和音についての文章で、C Majorに存在するとされている和音をすべて挙げてください。

══ 検討対象の文章 ══

和音{2,5,8}は Bdim と略記される。

ということで、C Majorには和音として C/Dm/Em/F/G/Am/Bdimの7つだけ
が存在することがわかる。
これらを順に、Ⅰ/Ⅱ/Ⅲ/Ⅳ/Ⅴ/Ⅵ/Ⅶと記述したりするらしい。

A minor と C Major は平行調なので、存在する7つの和音は当然同一である
・・と思いきや、Wikipediaでイ短調を調べてみると、そうはなっていない。

和声的短音階・旋律的短音階

A minor と C Major の和音が同じでないのは、
A minorとして {0, 2, 3, 5, 7, 8, 10} のほかに、

和声的短音階 {0, 2, 3, 5, 7, 8, 11}

やら、

旋律的短音階 {0, 2, 3, 5, 7, 9, 11}

やらが存在するかららしい。なんでも、

音を高くしていくとき、
主音(この場合は0)の直前の音(この場合は10)から、2上がるのは嫌

なんだそうだ。なので、10の代わりに11を使っちまえ、という発想である。

でも、8と11が+3も違うのは嫌だ、つうことで、

旋律的短音階 +2, +1, +2, +2, +2, +2, (+1)

があるらしい。

═══
══ 提示された記録 ══

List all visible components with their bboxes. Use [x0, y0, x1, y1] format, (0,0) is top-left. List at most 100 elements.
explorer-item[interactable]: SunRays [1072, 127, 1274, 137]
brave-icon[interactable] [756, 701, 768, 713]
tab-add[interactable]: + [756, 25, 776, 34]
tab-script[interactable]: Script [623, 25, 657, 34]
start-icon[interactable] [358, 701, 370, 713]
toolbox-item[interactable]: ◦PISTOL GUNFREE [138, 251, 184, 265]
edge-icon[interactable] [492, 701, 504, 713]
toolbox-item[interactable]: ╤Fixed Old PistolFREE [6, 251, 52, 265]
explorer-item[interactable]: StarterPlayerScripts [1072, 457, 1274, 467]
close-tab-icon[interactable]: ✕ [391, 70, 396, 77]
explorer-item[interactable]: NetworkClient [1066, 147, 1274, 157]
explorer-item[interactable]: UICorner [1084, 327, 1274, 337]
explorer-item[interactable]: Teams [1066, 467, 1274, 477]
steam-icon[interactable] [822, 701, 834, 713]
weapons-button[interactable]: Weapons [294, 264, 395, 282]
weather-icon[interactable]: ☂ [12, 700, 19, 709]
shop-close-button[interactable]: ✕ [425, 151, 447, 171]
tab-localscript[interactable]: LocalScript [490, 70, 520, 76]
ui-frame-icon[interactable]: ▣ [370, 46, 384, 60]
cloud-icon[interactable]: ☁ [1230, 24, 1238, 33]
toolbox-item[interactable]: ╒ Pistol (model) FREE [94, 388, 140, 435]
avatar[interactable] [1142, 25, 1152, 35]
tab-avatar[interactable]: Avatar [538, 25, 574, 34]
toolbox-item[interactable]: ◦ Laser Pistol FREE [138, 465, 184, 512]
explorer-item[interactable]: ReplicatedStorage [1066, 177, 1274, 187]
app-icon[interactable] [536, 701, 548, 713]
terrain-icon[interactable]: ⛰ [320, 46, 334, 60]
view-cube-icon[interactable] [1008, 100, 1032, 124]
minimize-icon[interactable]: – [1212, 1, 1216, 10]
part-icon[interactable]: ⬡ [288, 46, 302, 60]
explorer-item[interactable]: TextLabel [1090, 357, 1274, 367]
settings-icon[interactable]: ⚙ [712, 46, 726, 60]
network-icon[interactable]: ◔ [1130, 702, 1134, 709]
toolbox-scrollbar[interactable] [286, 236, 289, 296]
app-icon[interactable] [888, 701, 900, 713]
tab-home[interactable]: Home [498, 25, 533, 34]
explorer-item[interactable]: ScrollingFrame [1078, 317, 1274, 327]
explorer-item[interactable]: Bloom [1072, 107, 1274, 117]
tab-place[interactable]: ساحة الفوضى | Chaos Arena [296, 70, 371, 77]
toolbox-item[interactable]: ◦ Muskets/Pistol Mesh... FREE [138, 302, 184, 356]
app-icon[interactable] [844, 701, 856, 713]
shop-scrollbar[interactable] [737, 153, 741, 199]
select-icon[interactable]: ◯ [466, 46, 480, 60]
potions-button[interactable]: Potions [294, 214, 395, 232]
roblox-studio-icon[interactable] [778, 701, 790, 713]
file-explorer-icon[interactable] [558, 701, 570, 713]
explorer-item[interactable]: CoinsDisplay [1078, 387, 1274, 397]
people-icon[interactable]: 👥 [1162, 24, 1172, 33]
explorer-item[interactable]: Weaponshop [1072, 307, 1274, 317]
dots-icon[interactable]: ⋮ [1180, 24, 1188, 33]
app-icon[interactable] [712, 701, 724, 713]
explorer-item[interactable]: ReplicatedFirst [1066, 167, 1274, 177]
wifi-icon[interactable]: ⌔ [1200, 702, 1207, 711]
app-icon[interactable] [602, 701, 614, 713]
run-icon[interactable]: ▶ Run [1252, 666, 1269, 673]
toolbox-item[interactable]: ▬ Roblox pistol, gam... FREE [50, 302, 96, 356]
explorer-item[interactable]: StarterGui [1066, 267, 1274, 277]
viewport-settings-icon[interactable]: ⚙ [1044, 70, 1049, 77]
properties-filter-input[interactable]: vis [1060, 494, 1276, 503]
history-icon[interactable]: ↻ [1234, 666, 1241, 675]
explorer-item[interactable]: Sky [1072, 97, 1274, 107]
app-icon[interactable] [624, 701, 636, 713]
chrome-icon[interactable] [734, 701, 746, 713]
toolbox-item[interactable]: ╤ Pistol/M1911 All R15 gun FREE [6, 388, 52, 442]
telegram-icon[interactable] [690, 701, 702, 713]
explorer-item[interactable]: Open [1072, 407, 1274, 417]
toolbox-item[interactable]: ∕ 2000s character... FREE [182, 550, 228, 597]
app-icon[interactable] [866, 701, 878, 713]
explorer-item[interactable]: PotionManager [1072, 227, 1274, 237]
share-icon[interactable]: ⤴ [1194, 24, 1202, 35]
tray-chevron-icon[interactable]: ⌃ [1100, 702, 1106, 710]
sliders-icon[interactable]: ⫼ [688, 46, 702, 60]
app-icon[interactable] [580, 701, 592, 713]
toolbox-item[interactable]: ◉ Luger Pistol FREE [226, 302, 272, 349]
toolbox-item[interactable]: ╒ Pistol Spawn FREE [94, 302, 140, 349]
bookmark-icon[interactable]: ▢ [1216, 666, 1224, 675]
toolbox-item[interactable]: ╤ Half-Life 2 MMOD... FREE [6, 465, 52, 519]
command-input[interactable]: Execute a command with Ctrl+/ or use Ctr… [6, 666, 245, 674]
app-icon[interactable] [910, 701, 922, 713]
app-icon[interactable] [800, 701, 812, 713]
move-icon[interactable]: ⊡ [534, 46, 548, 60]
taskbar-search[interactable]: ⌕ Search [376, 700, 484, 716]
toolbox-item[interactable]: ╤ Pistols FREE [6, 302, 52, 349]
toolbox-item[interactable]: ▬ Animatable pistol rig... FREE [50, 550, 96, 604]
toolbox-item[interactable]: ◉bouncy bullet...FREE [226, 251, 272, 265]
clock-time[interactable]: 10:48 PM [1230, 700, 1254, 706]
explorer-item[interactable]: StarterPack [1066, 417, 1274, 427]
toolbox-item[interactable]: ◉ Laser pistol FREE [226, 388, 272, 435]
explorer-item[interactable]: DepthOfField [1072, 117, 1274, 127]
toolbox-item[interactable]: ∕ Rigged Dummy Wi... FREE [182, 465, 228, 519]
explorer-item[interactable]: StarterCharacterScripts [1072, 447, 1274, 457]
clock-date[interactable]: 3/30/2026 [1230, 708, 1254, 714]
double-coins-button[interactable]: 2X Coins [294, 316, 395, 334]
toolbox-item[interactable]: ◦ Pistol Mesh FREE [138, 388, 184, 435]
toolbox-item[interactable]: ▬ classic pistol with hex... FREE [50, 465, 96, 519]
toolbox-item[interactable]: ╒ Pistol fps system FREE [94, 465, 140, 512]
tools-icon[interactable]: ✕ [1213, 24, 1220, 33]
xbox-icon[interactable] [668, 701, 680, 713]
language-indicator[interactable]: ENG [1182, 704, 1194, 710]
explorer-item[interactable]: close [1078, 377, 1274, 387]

═══

作業の出力: C、Dm、Em、F、G、Am、Bdimの7つです。